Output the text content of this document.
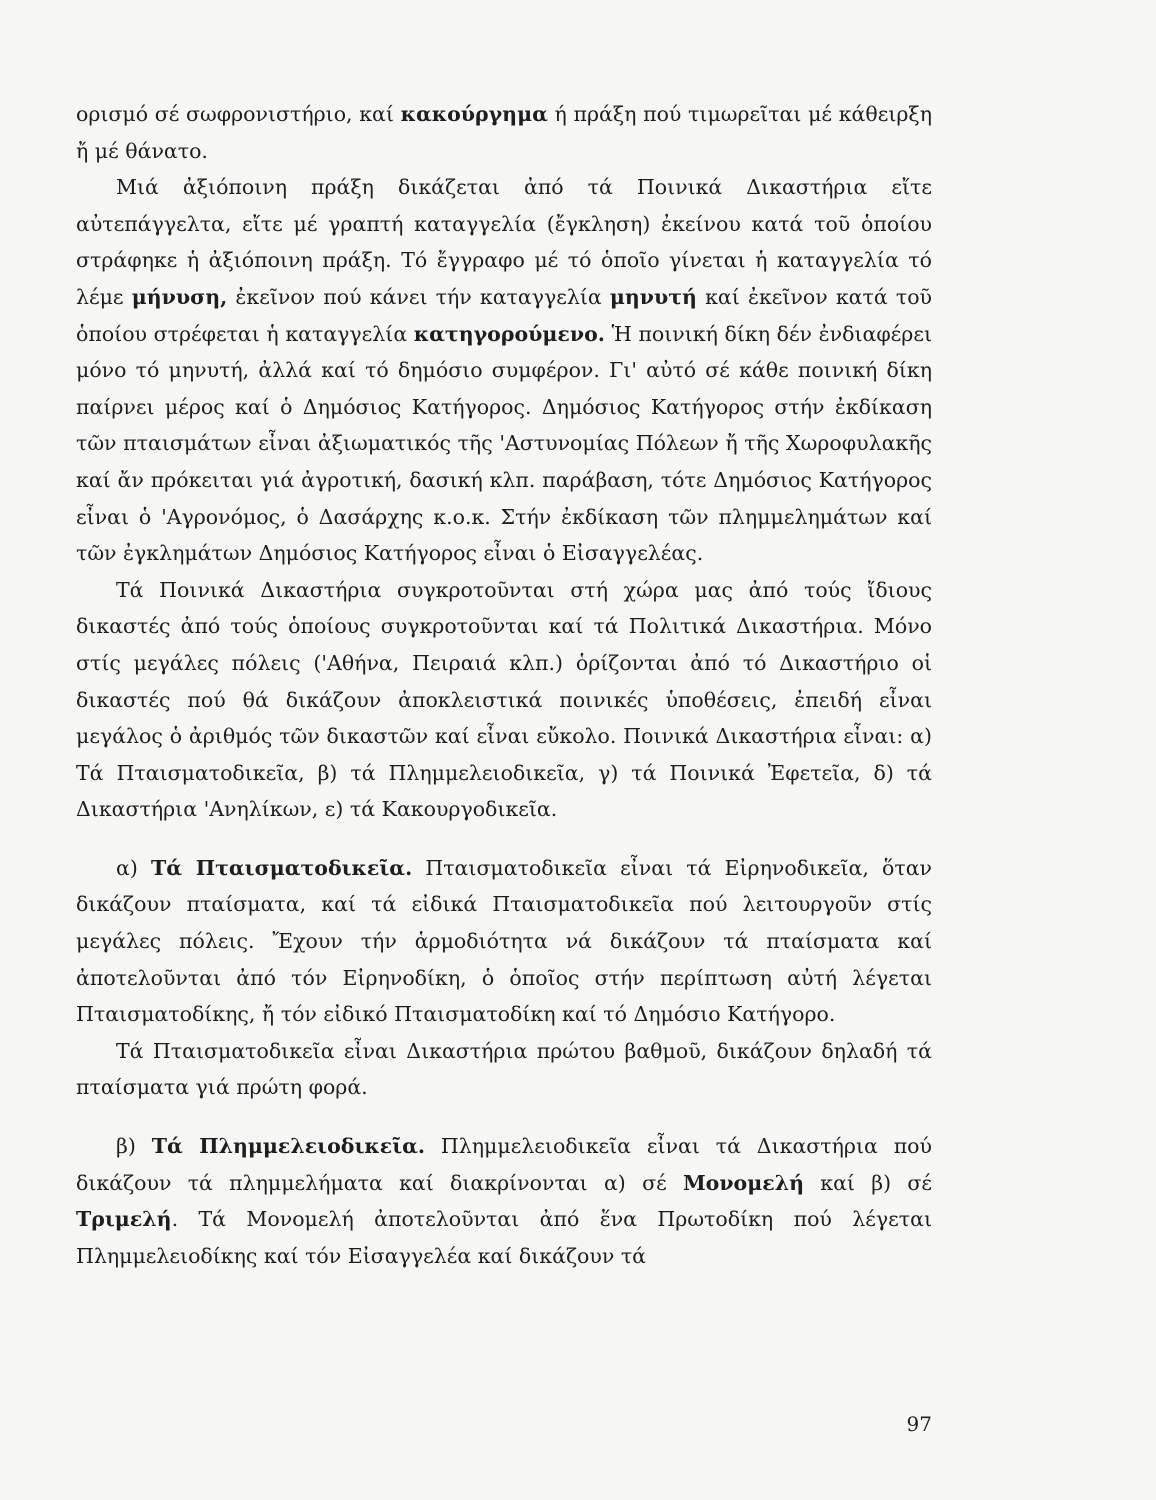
ορισμό σέ σωφρονιστήριο, καί κακούργημα ή πράξη πού τιμωρεῖται μέ κάθειρξη ἤ μέ θάνατο.

Μιά ἀξιόποινη πράξη δικάζεται ἀπό τά Ποινικά Δικαστήρια εἴτε αὐτεπάγγελτα, εἴτε μέ γραπτή καταγγελία (ἔγκληση) ἐκείνου κατά τοῦ ὁποίου στράφηκε ἡ ἀξιόποινη πράξη. Τό ἔγγραφο μέ τό ὁποῖο γίνεται ἡ καταγγελία τό λέμε μήνυση, ἐκεῖνον πού κάνει τήν καταγγελία μηνυτή καί ἐκεῖνον κατά τοῦ ὁποίου στρέφεται ἡ καταγγελία κατηγορούμενο. Ἡ ποινική δίκη δέν ἐνδιαφέρει μόνο τό μηνυτή, ἀλλά καί τό δημόσιο συμφέρον. Γι' αὐτό σέ κάθε ποινική δίκη παίρνει μέρος καί ὁ Δημόσιος Κατήγορος. Δημόσιος Κατήγορος στήν ἐκδίκαση τῶν πταισμάτων εἶναι ἀξιωματικός τῆς 'Αστυνομίας Πόλεων ἤ τῆς Χωροφυλακῆς καί ἄν πρόκειται γιά ἀγροτική, δασική κλπ. παράβαση, τότε Δημόσιος Κατήγορος εἶναι ὁ 'Αγρονόμος, ὁ Δασάρχης κ.ο.κ. Στήν ἐκδίκαση τῶν πλημμελημάτων καί τῶν ἐγκλημάτων Δημόσιος Κατήγορος εἶναι ὁ Εἰσαγγελέας.

Τά Ποινικά Δικαστήρια συγκροτοῦνται στή χώρα μας ἀπό τούς ἴδιους δικαστές ἀπό τούς ὁποίους συγκροτοῦνται καί τά Πολιτικά Δικαστήρια. Μόνο στίς μεγάλες πόλεις ('Αθήνα, Πειραιά κλπ.) ὁρίζονται ἀπό τό Δικαστήριο οἱ δικαστές πού θά δικάζουν ἀποκλειστικά ποινικές ὑποθέσεις, ἐπειδή εἶναι μεγάλος ὁ ἀριθμός τῶν δικαστῶν καί εἶναι εὔκολο. Ποινικά Δικαστήρια εἶναι: α) Τά Πταισματοδικεῖα, β) τά Πλημμελειοδικεῖα, γ) τά Ποινικά Ἐφετεῖα, δ) τά Δικαστήρια 'Ανηλίκων, ε) τά Κακουργοδικεῖα.

α) Τά Πταισματοδικεῖα. Πταισματοδικεῖα εἶναι τά Εἰρηνοδικεῖα, ὅταν δικάζουν πταίσματα, καί τά εἰδικά Πταισματοδικεῖα πού λειτουργοῦν στίς μεγάλες πόλεις. Ἔχουν τήν ἁρμοδιότητα νά δικάζουν τά πταίσματα καί ἀποτελοῦνται ἀπό τόν Εἰρηνοδίκη, ὁ ὁποῖος στήν περίπτωση αὐτή λέγεται Πταισματοδίκης, ἤ τόν εἰδικό Πταισματοδίκη καί τό Δημόσιο Κατήγορο.

Τά Πταισματοδικεῖα εἶναι Δικαστήρια πρώτου βαθμοῦ, δικάζουν δηλαδή τά πταίσματα γιά πρώτη φορά.

β) Τά Πλημμελειοδικεῖα. Πλημμελειοδικεῖα εἶναι τά Δικαστήρια πού δικάζουν τά πλημμελήματα καί διακρίνονται α) σέ Μονομελή καί β) σέ Τριμελή. Τά Μονομελή ἀποτελοῦνται ἀπό ἕνα Πρωτοδίκη πού λέγεται Πλημμελειοδίκης καί τόν Εἰσαγγελέα καί δικάζουν τά

97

**PROBLEM STATEMENT**
All the lines above are to be reproduced exactly, except the pictures.

**FINISHED TASK**
Output the text content of this document.
ορισμό σέ σωφρονιστήριο, καί κακούργημα ή πράξη πού τιμωρεῖται μέ κάθειρξη ἤ μέ θάνατο.

Μιά ἀξιόποινη πράξη δικάζεται ἀπό τά Ποινικά Δικαστήρια εἴτε αὐτεπάγγελτα, εἴτε μέ γραπτή καταγγελία (ἔγκληση) ἐκείνου κατά τοῦ ὁποίου στράφηκε ἡ ἀξιόποινη πράξη. Τό ἔγγραφο μέ τό ὁποῖο γίνεται ἡ καταγγελία τό λέμε μήνυση, ἐκεῖνον πού κάνει τήν καταγγελία μηνυτή καί ἐκεῖνον κατά τοῦ ὁποίου στρέφεται ἡ καταγγελία κατηγορούμενο. Ἡ ποινική δίκη δέν ἐνδιαφέρει μόνο τό μηνυτή, ἀλλά καί τό δημόσιο συμφέρον. Γι' αὐτό σέ κάθε ποινική δίκη παίρνει μέρος καί ὁ Δημόσιος Κατήγορος. Δημόσιος Κατήγορος στήν ἐκδίκαση τῶν πταισμάτων εἶναι ἀξιωματικός τῆς 'Αστυνομίας Πόλεων ἤ τῆς Χωροφυλακῆς καί ἄν πρόκειται γιά ἀγροτική, δασική κλπ. παράβαση, τότε Δημόσιος Κατήγορος εἶναι ὁ 'Αγρονόμος, ὁ Δασάρχης κ.ο.κ. Στήν ἐκδίκαση τῶν πλημμελημάτων καί τῶν ἐγκλημάτων Δημόσιος Κατήγορος εἶναι ὁ Εἰσαγγελέας.

Τά Ποινικά Δικαστήρια συγκροτοῦνται στή χώρα μας ἀπό τούς ἴδιους δικαστές ἀπό τούς ὁποίους συγκροτοῦνται καί τά Πολιτικά Δικαστήρια. Μόνο στίς μεγάλες πόλεις ('Αθήνα, Πειραιά κλπ.) ὁρίζονται ἀπό τό Δικαστήριο οἱ δικαστές πού θά δικάζουν ἀποκλειστικά ποινικές ὑποθέσεις, ἐπειδή εἶναι μεγάλος ὁ ἀριθμός τῶν δικαστῶν καί εἶναι εὔκολο. Ποινικά Δικαστήρια εἶναι: α) Τά Πταισματοδικεῖα, β) τά Πλημμελειοδικεῖα, γ) τά Ποινικά Ἐφετεῖα, δ) τά Δικαστήρια 'Ανηλίκων, ε) τά Κακουργοδικεῖα.

α) Τά Πταισματοδικεῖα. Πταισματοδικεῖα εἶναι τά Εἰρηνοδικεῖα, ὅταν δικάζουν πταίσματα, καί τά εἰδικά Πταισματοδικεῖα πού λειτουργοῦν στίς μεγάλες πόλεις. Ἔχουν τήν ἁρμοδιότητα νά δικάζουν τά πταίσματα καί ἀποτελοῦνται ἀπό τόν Εἰρηνοδίκη, ὁ ὁποῖος στήν περίπτωση αὐτή λέγεται Πταισματοδίκης, ἤ τόν εἰδικό Πταισματοδίκη καί τό Δημόσιο Κατήγορο.

Τά Πταισματοδικεῖα εἶναι Δικαστήρια πρώτου βαθμοῦ, δικάζουν δηλαδή τά πταίσματα γιά πρώτη φορά.

β) Τά Πλημμελειοδικεῖα. Πλημμελειοδικεῖα εἶναι τά Δικαστήρια πού δικάζουν τά πλημμελήματα καί διακρίνονται α) σέ Μονομελή καί β) σέ Τριμελή. Τά Μονομελή ἀποτελοῦνται ἀπό ἕνα Πρωτοδίκη πού λέγεται Πλημμελειοδίκης καί τόν Εἰσαγγελέα καί δικάζουν τά

97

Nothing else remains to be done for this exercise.